[START OF Records for this exercise]

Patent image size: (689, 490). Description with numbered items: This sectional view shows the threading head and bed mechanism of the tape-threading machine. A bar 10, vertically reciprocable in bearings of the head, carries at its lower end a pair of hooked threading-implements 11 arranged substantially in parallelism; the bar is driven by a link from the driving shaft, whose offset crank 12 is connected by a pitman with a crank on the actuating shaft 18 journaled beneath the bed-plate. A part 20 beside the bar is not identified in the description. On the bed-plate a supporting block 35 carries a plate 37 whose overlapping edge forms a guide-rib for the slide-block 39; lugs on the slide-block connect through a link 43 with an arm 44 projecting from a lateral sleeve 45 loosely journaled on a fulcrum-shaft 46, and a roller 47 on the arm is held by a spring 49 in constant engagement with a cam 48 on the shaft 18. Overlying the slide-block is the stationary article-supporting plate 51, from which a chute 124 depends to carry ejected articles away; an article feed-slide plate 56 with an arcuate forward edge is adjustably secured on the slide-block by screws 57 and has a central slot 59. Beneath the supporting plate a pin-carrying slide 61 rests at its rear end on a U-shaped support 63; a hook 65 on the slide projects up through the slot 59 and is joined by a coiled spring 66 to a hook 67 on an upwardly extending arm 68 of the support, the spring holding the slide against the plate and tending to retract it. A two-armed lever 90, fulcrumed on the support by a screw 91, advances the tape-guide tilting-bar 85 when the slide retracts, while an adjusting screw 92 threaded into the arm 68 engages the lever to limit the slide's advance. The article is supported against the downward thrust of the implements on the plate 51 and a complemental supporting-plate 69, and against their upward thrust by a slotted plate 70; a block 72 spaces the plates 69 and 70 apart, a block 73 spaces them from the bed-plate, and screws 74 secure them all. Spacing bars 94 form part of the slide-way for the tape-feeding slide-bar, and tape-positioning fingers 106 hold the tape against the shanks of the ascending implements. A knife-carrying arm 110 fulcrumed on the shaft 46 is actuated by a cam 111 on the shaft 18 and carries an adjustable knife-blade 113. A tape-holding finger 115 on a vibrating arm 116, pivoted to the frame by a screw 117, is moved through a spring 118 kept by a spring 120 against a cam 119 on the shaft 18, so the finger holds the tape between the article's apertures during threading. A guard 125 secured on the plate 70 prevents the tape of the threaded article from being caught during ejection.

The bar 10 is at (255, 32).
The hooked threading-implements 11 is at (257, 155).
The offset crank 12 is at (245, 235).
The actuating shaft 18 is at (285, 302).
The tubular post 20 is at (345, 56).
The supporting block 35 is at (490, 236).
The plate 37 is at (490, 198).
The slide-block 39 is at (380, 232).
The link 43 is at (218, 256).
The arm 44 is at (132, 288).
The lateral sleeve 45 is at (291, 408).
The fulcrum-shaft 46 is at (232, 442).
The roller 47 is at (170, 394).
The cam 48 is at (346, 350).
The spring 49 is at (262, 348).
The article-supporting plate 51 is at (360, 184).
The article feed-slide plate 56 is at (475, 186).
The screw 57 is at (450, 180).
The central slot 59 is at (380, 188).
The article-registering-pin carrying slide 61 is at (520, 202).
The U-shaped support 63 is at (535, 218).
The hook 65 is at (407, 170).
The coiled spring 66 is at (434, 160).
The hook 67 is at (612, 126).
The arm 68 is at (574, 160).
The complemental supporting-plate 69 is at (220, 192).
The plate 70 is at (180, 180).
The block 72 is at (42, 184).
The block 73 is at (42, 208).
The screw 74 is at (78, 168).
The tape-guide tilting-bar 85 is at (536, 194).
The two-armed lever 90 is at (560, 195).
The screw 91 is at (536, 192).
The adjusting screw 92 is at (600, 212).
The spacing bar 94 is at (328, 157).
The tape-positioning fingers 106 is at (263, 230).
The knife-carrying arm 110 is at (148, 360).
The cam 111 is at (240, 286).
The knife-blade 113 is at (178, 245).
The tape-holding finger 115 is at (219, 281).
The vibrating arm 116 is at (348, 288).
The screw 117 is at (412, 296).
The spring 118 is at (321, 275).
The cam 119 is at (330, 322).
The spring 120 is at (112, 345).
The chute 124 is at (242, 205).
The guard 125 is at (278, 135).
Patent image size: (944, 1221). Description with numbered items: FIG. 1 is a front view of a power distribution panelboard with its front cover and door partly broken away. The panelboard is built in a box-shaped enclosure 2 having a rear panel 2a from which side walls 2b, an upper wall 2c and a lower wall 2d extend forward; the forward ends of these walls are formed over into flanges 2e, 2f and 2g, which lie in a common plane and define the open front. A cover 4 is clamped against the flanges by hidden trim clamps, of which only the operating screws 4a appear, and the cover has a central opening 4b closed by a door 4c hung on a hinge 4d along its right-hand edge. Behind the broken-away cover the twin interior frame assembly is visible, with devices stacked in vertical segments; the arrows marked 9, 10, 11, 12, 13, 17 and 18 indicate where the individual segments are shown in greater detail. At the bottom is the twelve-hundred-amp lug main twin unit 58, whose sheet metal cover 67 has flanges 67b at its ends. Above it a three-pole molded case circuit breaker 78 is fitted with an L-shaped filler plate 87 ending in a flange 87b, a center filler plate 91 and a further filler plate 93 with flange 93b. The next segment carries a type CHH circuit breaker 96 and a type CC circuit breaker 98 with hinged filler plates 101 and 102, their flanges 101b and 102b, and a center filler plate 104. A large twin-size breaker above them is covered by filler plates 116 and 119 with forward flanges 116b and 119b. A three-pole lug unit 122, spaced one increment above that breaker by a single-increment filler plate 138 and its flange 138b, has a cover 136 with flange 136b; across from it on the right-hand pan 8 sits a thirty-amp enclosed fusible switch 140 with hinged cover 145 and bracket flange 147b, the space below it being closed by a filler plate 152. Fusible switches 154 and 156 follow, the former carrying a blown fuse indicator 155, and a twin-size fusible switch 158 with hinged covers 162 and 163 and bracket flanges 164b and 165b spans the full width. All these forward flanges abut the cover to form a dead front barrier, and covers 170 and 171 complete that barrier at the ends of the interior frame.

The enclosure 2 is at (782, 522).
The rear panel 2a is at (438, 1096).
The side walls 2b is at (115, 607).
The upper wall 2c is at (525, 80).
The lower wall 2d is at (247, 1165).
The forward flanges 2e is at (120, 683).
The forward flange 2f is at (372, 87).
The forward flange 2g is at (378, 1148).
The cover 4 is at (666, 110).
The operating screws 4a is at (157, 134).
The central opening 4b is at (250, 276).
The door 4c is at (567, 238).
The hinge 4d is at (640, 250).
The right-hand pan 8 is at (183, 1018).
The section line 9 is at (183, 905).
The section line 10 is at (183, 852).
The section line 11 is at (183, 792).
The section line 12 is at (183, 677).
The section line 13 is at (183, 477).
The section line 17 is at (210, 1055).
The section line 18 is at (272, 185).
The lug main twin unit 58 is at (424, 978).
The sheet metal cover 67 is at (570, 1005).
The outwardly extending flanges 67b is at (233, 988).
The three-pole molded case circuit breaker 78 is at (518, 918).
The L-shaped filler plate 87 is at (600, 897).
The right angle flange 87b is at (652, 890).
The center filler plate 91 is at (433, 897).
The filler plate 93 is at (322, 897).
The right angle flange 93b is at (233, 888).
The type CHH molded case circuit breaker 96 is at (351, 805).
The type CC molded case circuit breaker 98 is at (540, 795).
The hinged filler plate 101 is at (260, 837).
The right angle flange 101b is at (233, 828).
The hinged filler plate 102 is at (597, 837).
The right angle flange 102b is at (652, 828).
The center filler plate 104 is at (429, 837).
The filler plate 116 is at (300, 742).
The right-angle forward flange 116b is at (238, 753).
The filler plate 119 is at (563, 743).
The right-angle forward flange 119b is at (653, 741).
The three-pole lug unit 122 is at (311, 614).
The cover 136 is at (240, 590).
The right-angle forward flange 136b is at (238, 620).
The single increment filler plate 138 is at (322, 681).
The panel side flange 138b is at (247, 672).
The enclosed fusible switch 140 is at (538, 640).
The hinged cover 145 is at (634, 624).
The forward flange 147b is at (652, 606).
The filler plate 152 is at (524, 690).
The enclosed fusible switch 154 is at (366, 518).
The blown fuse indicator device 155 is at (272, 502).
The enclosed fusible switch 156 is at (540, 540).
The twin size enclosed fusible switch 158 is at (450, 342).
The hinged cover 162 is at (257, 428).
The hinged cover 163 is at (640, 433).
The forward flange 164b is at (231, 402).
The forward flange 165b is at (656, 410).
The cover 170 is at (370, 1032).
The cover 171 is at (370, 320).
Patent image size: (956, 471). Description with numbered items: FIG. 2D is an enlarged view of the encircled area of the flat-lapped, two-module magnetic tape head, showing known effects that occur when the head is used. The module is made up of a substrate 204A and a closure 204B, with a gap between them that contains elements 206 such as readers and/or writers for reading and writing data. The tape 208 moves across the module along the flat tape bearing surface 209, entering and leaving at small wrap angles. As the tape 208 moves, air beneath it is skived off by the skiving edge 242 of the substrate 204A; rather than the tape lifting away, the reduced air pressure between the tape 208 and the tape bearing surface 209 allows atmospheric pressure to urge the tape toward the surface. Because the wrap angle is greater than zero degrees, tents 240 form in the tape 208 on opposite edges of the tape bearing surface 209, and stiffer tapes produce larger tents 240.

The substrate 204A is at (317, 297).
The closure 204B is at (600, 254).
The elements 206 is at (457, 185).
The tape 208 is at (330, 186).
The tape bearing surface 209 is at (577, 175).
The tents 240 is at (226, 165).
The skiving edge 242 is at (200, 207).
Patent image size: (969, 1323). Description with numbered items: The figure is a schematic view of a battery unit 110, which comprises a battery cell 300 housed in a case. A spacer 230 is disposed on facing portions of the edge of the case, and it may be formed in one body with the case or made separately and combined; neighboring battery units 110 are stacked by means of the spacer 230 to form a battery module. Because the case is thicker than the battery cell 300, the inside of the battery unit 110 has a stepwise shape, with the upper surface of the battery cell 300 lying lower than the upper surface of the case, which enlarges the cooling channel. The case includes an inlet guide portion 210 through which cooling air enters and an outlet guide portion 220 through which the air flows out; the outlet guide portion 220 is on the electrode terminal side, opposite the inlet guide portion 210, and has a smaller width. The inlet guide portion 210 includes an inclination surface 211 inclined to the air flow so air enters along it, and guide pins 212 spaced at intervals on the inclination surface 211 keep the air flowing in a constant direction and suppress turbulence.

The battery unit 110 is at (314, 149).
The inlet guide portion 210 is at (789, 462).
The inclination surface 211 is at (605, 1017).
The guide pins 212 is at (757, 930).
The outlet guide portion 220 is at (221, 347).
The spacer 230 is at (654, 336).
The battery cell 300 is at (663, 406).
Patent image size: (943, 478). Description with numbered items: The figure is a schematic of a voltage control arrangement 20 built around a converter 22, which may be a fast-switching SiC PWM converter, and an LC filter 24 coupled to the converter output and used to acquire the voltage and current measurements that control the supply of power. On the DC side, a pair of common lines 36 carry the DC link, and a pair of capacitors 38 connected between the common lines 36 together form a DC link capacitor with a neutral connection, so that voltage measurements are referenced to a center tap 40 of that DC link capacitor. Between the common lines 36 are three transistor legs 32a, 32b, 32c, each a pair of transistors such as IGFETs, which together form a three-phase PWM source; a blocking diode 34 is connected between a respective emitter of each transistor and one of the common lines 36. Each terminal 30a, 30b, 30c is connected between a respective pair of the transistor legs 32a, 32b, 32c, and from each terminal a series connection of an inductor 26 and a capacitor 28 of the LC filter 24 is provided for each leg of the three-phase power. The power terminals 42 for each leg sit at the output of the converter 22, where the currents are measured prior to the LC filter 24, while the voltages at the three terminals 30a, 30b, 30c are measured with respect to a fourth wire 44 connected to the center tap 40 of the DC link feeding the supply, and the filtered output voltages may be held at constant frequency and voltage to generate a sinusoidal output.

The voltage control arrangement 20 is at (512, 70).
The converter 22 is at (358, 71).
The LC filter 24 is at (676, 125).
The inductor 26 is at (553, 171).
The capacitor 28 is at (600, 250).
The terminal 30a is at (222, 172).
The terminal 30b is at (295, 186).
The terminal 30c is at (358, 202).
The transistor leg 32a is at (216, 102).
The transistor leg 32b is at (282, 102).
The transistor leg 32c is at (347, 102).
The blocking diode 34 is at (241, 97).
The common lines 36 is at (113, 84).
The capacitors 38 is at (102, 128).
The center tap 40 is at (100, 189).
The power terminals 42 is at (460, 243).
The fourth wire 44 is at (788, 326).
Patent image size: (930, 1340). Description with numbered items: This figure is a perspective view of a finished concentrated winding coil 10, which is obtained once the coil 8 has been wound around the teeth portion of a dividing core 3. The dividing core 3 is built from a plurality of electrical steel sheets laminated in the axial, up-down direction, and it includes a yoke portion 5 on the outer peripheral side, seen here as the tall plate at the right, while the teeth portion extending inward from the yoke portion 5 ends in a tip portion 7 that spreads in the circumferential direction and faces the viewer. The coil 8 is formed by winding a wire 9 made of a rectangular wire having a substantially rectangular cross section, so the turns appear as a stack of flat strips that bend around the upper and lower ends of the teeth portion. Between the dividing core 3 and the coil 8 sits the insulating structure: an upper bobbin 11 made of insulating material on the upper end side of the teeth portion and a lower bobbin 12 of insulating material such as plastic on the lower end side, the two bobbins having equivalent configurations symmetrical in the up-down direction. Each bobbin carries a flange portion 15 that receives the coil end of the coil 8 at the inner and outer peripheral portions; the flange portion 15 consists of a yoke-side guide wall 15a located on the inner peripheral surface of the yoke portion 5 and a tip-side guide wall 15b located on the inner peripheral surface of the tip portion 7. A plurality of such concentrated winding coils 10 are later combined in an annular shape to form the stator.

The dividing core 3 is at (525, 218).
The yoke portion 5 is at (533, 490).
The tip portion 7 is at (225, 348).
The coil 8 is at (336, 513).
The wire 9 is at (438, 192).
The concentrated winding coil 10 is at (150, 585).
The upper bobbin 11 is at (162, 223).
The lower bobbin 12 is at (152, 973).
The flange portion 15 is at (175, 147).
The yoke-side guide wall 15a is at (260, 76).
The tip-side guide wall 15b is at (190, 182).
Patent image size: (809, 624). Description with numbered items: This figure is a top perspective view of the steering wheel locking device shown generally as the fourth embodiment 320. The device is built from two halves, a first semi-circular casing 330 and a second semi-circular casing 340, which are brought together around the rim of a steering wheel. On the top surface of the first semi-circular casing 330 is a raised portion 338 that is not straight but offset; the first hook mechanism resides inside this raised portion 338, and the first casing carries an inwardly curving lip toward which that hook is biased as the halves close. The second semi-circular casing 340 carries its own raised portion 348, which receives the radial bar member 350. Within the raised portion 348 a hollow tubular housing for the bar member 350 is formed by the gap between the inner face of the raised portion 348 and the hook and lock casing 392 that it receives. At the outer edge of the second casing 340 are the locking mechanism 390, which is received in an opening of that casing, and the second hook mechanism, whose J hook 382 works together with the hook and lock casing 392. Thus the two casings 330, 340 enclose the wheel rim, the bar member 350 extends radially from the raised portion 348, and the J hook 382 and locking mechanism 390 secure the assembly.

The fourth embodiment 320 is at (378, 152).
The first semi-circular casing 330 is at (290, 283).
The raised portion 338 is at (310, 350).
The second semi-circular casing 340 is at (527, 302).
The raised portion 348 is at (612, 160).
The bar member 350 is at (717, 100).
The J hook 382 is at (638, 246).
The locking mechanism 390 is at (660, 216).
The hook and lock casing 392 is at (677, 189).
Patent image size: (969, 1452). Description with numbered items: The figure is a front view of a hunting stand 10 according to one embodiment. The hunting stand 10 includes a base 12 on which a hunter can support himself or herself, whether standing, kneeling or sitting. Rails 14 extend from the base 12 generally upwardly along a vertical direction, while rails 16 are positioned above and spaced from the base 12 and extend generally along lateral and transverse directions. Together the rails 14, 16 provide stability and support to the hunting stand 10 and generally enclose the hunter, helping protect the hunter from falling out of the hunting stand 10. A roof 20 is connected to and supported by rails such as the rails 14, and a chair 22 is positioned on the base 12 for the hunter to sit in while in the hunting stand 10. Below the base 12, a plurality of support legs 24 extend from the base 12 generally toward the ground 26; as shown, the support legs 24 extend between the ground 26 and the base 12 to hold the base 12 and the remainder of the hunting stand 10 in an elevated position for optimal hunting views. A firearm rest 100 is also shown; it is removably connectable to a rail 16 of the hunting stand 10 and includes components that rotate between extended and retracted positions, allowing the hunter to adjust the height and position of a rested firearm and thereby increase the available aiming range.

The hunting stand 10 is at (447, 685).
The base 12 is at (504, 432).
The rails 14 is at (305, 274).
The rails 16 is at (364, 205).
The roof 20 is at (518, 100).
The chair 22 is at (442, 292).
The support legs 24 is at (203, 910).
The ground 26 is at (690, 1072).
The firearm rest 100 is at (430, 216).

[END OF Records for this exercise]

- Task:
Rewrite the lines from the one containing "Patent image size: (969, 1452)." through the last line, swapping "front view" for "frontal view" and leaving everything else unchanged.

- Exercise answer:
Patent image size: (969, 1452). Description with numbered items: The figure is a frontal view of a hunting stand 10 according to one embodiment. The hunting stand 10 includes a base 12 on which a hunter can support himself or herself, whether standing, kneeling or sitting. Rails 14 extend from the base 12 generally upwardly along a vertical direction, while rails 16 are positioned above and spaced from the base 12 and extend generally along lateral and transverse directions. Together the rails 14, 16 provide stability and support to the hunting stand 10 and generally enclose the hunter, helping protect the hunter from falling out of the hunting stand 10. A roof 20 is connected to and supported by rails such as the rails 14, and a chair 22 is positioned on the base 12 for the hunter to sit in while in the hunting stand 10. Below the base 12, a plurality of support legs 24 extend from the base 12 generally toward the ground 26; as shown, the support legs 24 extend between the ground 26 and the base 12 to hold the base 12 and the remainder of the hunting stand 10 in an elevated position for optimal hunting views. A firearm rest 100 is also shown; it is removably connectable to a rail 16 of the hunting stand 10 and includes components that rotate between extended and retracted positions, allowing the hunter to adjust the height and position of a rested firearm and thereby increase the available aiming range.

The hunting stand 10 is at (447, 685).
The base 12 is at (504, 432).
The rails 14 is at (305, 274).
The rails 16 is at (364, 205).
The roof 20 is at (518, 100).
The chair 22 is at (442, 292).
The support legs 24 is at (203, 910).
The ground 26 is at (690, 1072).
The firearm rest 100 is at (430, 216).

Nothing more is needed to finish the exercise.